[start RECORDS SUPPLIED]

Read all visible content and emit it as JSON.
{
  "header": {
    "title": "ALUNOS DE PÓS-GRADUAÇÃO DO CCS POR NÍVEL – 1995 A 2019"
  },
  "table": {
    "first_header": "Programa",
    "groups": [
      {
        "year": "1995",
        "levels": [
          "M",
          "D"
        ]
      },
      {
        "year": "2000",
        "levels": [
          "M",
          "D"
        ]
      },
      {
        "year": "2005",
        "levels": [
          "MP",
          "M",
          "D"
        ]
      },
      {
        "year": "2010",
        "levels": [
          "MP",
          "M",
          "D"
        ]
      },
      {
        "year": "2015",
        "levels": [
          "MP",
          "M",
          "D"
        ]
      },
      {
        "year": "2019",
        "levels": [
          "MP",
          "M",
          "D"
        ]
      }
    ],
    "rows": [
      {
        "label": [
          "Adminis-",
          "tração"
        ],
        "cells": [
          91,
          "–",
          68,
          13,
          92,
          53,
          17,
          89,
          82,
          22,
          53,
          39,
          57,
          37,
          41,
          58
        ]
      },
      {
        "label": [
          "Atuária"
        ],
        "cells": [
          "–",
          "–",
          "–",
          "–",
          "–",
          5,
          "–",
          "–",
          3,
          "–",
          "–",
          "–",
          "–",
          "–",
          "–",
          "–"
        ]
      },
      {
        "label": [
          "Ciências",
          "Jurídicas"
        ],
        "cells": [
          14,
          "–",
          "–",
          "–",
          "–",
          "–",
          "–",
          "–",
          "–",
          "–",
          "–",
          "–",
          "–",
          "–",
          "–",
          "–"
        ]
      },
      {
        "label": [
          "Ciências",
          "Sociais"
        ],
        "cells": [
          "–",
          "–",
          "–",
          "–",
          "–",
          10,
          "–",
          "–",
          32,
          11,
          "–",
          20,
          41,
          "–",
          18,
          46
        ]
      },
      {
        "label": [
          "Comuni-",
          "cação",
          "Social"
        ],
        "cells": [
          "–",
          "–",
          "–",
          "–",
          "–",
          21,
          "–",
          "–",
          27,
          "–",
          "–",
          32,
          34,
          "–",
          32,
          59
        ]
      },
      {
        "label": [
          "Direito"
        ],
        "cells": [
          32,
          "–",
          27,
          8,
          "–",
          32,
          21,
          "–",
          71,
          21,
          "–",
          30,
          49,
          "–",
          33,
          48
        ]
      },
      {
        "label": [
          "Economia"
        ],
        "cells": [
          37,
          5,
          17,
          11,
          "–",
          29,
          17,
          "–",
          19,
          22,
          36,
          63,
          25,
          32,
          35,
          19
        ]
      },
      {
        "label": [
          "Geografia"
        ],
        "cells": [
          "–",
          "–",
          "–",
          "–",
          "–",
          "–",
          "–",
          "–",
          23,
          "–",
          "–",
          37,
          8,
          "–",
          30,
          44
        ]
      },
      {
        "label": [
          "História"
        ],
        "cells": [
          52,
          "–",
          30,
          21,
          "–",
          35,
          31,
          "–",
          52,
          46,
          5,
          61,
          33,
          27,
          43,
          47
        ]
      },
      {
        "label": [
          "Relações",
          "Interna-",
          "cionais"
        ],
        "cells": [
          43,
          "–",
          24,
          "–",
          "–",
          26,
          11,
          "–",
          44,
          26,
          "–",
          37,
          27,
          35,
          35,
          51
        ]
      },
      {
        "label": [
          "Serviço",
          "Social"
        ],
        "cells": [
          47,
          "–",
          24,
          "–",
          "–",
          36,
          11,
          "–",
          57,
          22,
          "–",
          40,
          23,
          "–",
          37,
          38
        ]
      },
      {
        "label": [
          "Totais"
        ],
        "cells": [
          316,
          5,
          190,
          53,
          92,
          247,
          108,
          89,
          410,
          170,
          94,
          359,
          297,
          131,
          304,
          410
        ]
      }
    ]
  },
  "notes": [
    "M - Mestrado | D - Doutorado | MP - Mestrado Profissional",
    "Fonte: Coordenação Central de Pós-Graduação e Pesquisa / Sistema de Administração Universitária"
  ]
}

[end RECORDS SUPPLIED]

→ STATED TASK: Reproduce the listing shown above in its entirety, exactly.

→ RESPONSE:
Read all visible content and emit it as JSON.
{
  "header": {
    "title": "ALUNOS DE PÓS-GRADUAÇÃO DO CCS POR NÍVEL – 1995 A 2019"
  },
  "table": {
    "first_header": "Programa",
    "groups": [
      {
        "year": "1995",
        "levels": [
          "M",
          "D"
        ]
      },
      {
        "year": "2000",
        "levels": [
          "M",
          "D"
        ]
      },
      {
        "year": "2005",
        "levels": [
          "MP",
          "M",
          "D"
        ]
      },
      {
        "year": "2010",
        "levels": [
          "MP",
          "M",
          "D"
        ]
      },
      {
        "year": "2015",
        "levels": [
          "MP",
          "M",
          "D"
        ]
      },
      {
        "year": "2019",
        "levels": [
          "MP",
          "M",
          "D"
        ]
      }
    ],
    "rows": [
      {
        "label": [
          "Adminis-",
          "tração"
        ],
        "cells": [
          91,
          "–",
          68,
          13,
          92,
          53,
          17,
          89,
          82,
          22,
          53,
          39,
          57,
          37,
          41,
          58
        ]
      },
      {
        "label": [
          "Atuária"
        ],
        "cells": [
          "–",
          "–",
          "–",
          "–",
          "–",
          5,
          "–",
          "–",
          3,
          "–",
          "–",
          "–",
          "–",
          "–",
          "–",
          "–"
        ]
      },
      {
        "label": [
          "Ciências",
          "Jurídicas"
        ],
        "cells": [
          14,
          "–",
          "–",
          "–",
          "–",
          "–",
          "–",
          "–",
          "–",
          "–",
          "–",
          "–",
          "–",
          "–",
          "–",
          "–"
        ]
      },
      {
        "label": [
          "Ciências",
          "Sociais"
        ],
        "cells": [
          "–",
          "–",
          "–",
          "–",
          "–",
          10,
          "–",
          "–",
          32,
          11,
          "–",
          20,
          41,
          "–",
          18,
          46
        ]
      },
      {
        "label": [
          "Comuni-",
          "cação",
          "Social"
        ],
        "cells": [
          "–",
          "–",
          "–",
          "–",
          "–",
          21,
          "–",
          "–",
          27,
          "–",
          "–",
          32,
          34,
          "–",
          32,
          59
        ]
      },
      {
        "label": [
          "Direito"
        ],
        "cells": [
          32,
          "–",
          27,
          8,
          "–",
          32,
          21,
          "–",
          71,
          21,
          "–",
          30,
          49,
          "–",
          33,
          48
        ]
      },
      {
        "label": [
          "Economia"
        ],
        "cells": [
          37,
          5,
          17,
          11,
          "–",
          29,
          17,
          "–",
          19,
          22,
          36,
          63,
          25,
          32,
          35,
          19
        ]
      },
      {
        "label": [
          "Geografia"
        ],
        "cells": [
          "–",
          "–",
          "–",
          "–",
          "–",
          "–",
          "–",
          "–",
          23,
          "–",
          "–",
          37,
          8,
          "–",
          30,
          44
        ]
      },
      {
        "label": [
          "História"
        ],
        "cells": [
          52,
          "–",
          30,
          21,
          "–",
          35,
          31,
          "–",
          52,
          46,
          5,
          61,
          33,
          27,
          43,
          47
        ]
      },
      {
        "label": [
          "Relações",
          "Interna-",
          "cionais"
        ],
        "cells": [
          43,
          "–",
          24,
          "–",
          "–",
          26,
          11,
          "–",
          44,
          26,
          "–",
          37,
          27,
          35,
          35,
          51
        ]
      },
      {
        "label": [
          "Serviço",
          "Social"
        ],
        "cells": [
          47,
          "–",
          24,
          "–",
          "–",
          36,
          11,
          "–",
          57,
          22,
          "–",
          40,
          23,
          "–",
          37,
          38
        ]
      },
      {
        "label": [
          "Totais"
        ],
        "cells": [
          316,
          5,
          190,
          53,
          92,
          247,
          108,
          89,
          410,
          170,
          94,
          359,
          297,
          131,
          304,
          410
        ]
      }
    ]
  },
  "notes": [
    "M - Mestrado | D - Doutorado | MP - Mestrado Profissional",
    "Fonte: Coordenação Central de Pós-Graduação e Pesquisa / Sistema de Administração Universitária"
  ]
}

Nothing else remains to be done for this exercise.